═════ LISTING

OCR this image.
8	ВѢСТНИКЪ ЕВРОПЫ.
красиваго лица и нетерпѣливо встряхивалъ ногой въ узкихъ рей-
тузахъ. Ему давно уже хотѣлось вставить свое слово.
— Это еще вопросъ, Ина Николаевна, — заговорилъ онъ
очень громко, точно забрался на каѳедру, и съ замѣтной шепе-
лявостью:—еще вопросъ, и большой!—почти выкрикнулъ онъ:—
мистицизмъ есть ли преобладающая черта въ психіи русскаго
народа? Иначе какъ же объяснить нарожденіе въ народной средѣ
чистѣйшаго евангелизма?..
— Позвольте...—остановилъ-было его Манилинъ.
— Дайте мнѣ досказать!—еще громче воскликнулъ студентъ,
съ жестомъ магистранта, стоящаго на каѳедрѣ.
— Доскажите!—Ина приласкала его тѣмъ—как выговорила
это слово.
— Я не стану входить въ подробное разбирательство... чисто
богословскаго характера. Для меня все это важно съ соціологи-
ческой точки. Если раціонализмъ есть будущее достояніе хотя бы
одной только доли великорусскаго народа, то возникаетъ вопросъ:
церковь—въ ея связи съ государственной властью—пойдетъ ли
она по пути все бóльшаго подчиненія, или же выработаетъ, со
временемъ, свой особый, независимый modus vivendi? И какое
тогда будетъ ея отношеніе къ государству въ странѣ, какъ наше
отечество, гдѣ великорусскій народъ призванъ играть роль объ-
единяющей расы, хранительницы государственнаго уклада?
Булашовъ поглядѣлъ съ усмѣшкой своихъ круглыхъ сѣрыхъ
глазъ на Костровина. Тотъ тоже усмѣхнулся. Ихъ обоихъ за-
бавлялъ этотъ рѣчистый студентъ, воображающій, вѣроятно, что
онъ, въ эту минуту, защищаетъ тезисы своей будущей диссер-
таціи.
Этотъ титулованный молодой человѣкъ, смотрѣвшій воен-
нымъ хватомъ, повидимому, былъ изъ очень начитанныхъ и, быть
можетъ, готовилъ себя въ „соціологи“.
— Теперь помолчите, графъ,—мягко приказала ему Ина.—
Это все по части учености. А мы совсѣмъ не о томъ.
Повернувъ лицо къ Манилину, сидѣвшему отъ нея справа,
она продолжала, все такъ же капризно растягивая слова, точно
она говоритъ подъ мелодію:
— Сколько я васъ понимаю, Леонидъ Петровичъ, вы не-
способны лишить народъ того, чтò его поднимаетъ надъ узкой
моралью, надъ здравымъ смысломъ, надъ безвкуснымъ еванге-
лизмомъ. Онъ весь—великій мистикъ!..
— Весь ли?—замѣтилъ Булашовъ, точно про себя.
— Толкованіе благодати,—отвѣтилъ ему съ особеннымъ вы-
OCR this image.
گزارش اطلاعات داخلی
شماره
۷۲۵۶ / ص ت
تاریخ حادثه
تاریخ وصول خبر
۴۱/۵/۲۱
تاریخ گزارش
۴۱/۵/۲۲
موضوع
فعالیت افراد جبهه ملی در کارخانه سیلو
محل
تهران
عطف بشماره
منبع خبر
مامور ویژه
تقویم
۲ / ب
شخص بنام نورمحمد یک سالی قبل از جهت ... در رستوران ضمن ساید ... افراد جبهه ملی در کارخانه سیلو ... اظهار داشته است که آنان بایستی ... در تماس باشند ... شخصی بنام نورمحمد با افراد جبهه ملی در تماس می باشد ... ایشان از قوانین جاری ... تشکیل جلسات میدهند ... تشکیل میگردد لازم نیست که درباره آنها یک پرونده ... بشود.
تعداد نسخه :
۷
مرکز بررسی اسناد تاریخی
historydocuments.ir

══════════

Faithfully reproduce all of the records, character for character.

OCR this image.
8	ВѢСТНИКЪ ЕВРОПЫ.
красиваго лица и нетерпѣливо встряхивалъ ногой въ узкихъ рей-
тузахъ. Ему давно уже хотѣлось вставить свое слово.
— Это еще вопросъ, Ина Николаевна, — заговорилъ онъ
очень громко, точно забрался на каѳедру, и съ замѣтной шепе-
лявостью:—еще вопросъ, и большой!—почти выкрикнулъ онъ:—
мистицизмъ есть ли преобладающая черта въ психіи русскаго
народа? Иначе какъ же объяснить нарожденіе въ народной средѣ
чистѣйшаго евангелизма?..
— Позвольте...—остановилъ-было его Манилинъ.
— Дайте мнѣ досказать!—еще громче воскликнулъ студентъ,
съ жестомъ магистранта, стоящаго на каѳедрѣ.
— Доскажите!—Ина приласкала его тѣмъ—как выговорила
это слово.
— Я не стану входить въ подробное разбирательство... чисто
богословскаго характера. Для меня все это важно съ соціологи-
ческой точки. Если раціонализмъ есть будущее достояніе хотя бы
одной только доли великорусскаго народа, то возникаетъ вопросъ:
церковь—въ ея связи съ государственной властью—пойдетъ ли
она по пути все бóльшаго подчиненія, или же выработаетъ, со
временемъ, свой особый, независимый modus vivendi? И какое
тогда будетъ ея отношеніе къ государству въ странѣ, какъ наше
отечество, гдѣ великорусскій народъ призванъ играть роль объ-
единяющей расы, хранительницы государственнаго уклада?
Булашовъ поглядѣлъ съ усмѣшкой своихъ круглыхъ сѣрыхъ
глазъ на Костровина. Тотъ тоже усмѣхнулся. Ихъ обоихъ за-
бавлялъ этотъ рѣчистый студентъ, воображающій, вѣроятно, что
онъ, въ эту минуту, защищаетъ тезисы своей будущей диссер-
таціи.
Этотъ титулованный молодой человѣкъ, смотрѣвшій воен-
нымъ хватомъ, повидимому, былъ изъ очень начитанныхъ и, быть
можетъ, готовилъ себя въ „соціологи“.
— Теперь помолчите, графъ,—мягко приказала ему Ина.—
Это все по части учености. А мы совсѣмъ не о томъ.
Повернувъ лицо къ Манилину, сидѣвшему отъ нея справа,
она продолжала, все такъ же капризно растягивая слова, точно
она говоритъ подъ мелодію:
— Сколько я васъ понимаю, Леонидъ Петровичъ, вы не-
способны лишить народъ того, чтò его поднимаетъ надъ узкой
моралью, надъ здравымъ смысломъ, надъ безвкуснымъ еванге-
лизмомъ. Онъ весь—великій мистикъ!..
— Весь ли?—замѣтилъ Булашовъ, точно про себя.
— Толкованіе благодати,—отвѣтилъ ему съ особеннымъ вы-
OCR this image.
گزارش اطلاعات داخلی
شماره
۷۲۵۶ / ص ت
تاریخ حادثه
تاریخ وصول خبر
۴۱/۵/۲۱
تاریخ گزارش
۴۱/۵/۲۲
موضوع
فعالیت افراد جبهه ملی در کارخانه سیلو
محل
تهران
عطف بشماره
منبع خبر
مامور ویژه
تقویم
۲ / ب
شخص بنام نورمحمد یک سالی قبل از جهت ... در رستوران ضمن ساید ... افراد جبهه ملی در کارخانه سیلو ... اظهار داشته است که آنان بایستی ... در تماس باشند ... شخصی بنام نورمحمد با افراد جبهه ملی در تماس می باشد ... ایشان از قوانین جاری ... تشکیل جلسات میدهند ... تشکیل میگردد لازم نیست که درباره آنها یک پرونده ... بشود.
تعداد نسخه :
۷
مرکز بررسی اسناد تاریخی
historydocuments.ir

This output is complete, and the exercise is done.